EXTRAIT DU TEXTE ->
——————————

Entre la musique italienne et la musique russe, inutile de chercher une transition. Rien ne rappelle moins Linda que Slenka-Razine, poème symphonique de M. Glazounow, si ce n’est Antar, autre poème symphonique de M. Rimsky-Korsakow. On a exécuté l’un et l’autre au Trocadéro, avec des œuvres de MM. Cui, Tschaïkowski et Borodine.

M. Tschaïkowski n’est plus ignoré en France ; nous aimons déjà plus d’une de ses compositions, mais pas le concerto dont nous avons entendu, l’autre jour le premier allegro. Après une phrase claire et belle au début, nous nous sommes perdus pour ne plus nous retrouver.

——————————

EXERCICE BREF A ->
Renvoyez mot pour mot le passage de l'extrait sur la musique russe qui commence aux mots « Entre la musique » et se termine après « Tschaïkowski et Borodine. ».

DONNÉES AFFICHÉES ->
——————————

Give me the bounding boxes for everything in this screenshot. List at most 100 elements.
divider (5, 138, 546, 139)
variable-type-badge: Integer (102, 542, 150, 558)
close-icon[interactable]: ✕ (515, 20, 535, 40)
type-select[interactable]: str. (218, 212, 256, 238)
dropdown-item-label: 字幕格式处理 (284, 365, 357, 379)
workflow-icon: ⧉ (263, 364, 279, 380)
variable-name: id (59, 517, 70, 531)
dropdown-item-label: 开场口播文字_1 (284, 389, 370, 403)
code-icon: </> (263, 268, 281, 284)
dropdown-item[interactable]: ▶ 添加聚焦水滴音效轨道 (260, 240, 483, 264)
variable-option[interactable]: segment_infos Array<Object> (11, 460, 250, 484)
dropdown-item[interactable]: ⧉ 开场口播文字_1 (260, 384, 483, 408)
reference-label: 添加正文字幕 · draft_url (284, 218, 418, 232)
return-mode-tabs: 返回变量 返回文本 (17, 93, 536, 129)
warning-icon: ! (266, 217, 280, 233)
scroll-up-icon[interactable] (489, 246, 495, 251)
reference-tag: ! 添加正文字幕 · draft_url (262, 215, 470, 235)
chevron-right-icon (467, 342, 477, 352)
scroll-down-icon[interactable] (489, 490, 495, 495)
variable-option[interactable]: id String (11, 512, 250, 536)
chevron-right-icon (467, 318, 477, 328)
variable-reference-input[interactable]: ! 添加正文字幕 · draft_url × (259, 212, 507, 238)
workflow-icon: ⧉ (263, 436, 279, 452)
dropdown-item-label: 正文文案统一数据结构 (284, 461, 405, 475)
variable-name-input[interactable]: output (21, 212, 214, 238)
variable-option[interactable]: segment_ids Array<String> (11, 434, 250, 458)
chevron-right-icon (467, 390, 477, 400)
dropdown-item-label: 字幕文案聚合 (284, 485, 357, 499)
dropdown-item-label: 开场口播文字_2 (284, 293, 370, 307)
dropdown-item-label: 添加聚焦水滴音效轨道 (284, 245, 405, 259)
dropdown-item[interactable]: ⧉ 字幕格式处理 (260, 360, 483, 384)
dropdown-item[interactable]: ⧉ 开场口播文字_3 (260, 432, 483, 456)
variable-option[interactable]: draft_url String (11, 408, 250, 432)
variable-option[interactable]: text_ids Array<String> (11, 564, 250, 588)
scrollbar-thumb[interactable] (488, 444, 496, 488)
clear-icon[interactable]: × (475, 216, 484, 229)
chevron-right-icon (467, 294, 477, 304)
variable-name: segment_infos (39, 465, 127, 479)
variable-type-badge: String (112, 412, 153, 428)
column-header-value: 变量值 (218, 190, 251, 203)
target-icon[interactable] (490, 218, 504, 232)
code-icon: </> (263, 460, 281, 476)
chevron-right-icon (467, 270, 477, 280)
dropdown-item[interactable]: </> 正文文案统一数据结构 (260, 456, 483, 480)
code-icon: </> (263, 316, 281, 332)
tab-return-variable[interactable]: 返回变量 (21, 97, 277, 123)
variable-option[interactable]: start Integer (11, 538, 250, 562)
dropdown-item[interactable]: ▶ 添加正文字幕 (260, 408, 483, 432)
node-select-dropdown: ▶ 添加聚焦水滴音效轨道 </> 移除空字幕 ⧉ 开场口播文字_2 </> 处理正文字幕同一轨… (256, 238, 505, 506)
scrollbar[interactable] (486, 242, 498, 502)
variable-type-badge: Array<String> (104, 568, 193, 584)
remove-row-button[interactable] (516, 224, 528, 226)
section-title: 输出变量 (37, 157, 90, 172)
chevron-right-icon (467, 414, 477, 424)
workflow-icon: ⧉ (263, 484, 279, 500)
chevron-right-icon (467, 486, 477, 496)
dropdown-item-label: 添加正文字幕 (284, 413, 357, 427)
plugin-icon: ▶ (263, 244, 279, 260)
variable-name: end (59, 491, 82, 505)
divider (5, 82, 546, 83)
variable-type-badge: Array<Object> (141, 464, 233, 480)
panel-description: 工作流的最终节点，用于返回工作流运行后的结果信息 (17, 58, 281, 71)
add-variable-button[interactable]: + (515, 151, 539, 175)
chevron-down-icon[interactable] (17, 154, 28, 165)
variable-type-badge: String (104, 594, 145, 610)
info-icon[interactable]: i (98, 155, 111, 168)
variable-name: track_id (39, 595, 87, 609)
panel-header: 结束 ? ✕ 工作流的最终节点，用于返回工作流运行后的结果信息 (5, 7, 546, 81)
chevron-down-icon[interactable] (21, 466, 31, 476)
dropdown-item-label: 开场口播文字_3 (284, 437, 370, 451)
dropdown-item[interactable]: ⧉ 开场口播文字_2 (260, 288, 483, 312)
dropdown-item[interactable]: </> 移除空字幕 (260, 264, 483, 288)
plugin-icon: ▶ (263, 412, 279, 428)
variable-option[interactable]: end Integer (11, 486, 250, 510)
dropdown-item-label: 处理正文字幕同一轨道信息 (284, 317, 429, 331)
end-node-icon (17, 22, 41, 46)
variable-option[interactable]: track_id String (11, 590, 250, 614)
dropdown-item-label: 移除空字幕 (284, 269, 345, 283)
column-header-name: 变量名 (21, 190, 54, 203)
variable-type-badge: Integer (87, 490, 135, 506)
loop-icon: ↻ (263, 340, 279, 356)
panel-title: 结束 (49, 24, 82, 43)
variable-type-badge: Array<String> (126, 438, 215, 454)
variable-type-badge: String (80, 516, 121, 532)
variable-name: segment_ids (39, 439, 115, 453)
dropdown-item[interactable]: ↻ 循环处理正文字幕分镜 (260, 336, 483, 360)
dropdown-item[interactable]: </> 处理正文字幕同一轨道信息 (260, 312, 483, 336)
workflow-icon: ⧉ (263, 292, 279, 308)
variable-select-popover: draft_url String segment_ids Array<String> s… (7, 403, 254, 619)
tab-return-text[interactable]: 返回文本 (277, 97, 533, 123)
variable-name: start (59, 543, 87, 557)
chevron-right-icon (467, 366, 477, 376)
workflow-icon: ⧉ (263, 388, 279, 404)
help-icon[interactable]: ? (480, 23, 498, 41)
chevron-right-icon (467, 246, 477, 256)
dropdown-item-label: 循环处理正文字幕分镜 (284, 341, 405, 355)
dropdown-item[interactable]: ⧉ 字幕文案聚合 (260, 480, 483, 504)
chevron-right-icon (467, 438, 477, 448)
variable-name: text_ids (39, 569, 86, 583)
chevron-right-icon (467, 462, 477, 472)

——————————

EXERCICE BREF B ->
Réécrivez uniquement les lignes du listing, du début jusqu'à la ligne contenant « dropdown-item[interactable]: ⧉ 开场口播文字_1 » incluse. Remplacez « dropdown-item-label » par « menu-item-label » sans rien modifier d'autre.

RÉSULTAT A ->
Entre la musique italienne et la musique russe, inutile de chercher une transition. Rien ne rappelle moins Linda que Slenka-Razine, poème symphonique de M. Glazounow, si ce n’est Antar, autre poème symphonique de M. Rimsky-Korsakow. On a exécuté l’un et l’autre au Trocadéro, avec des œuvres de MM. Cui, Tschaïkowski et Borodine.

RÉSULTAT B ->
Give me the bounding boxes for everything in this screenshot. List at most 100 elements.
divider (5, 138, 546, 139)
variable-type-badge: Integer (102, 542, 150, 558)
close-icon[interactable]: ✕ (515, 20, 535, 40)
type-select[interactable]: str. (218, 212, 256, 238)
menu-item-label: 字幕格式处理 (284, 365, 357, 379)
workflow-icon: ⧉ (263, 364, 279, 380)
variable-name: id (59, 517, 70, 531)
menu-item-label: 开场口播文字_1 (284, 389, 370, 403)
code-icon: </> (263, 268, 281, 284)
dropdown-item[interactable]: ▶ 添加聚焦水滴音效轨道 (260, 240, 483, 264)
variable-option[interactable]: segment_infos Array<Object> (11, 460, 250, 484)
dropdown-item[interactable]: ⧉ 开场口播文字_1 (260, 384, 483, 408)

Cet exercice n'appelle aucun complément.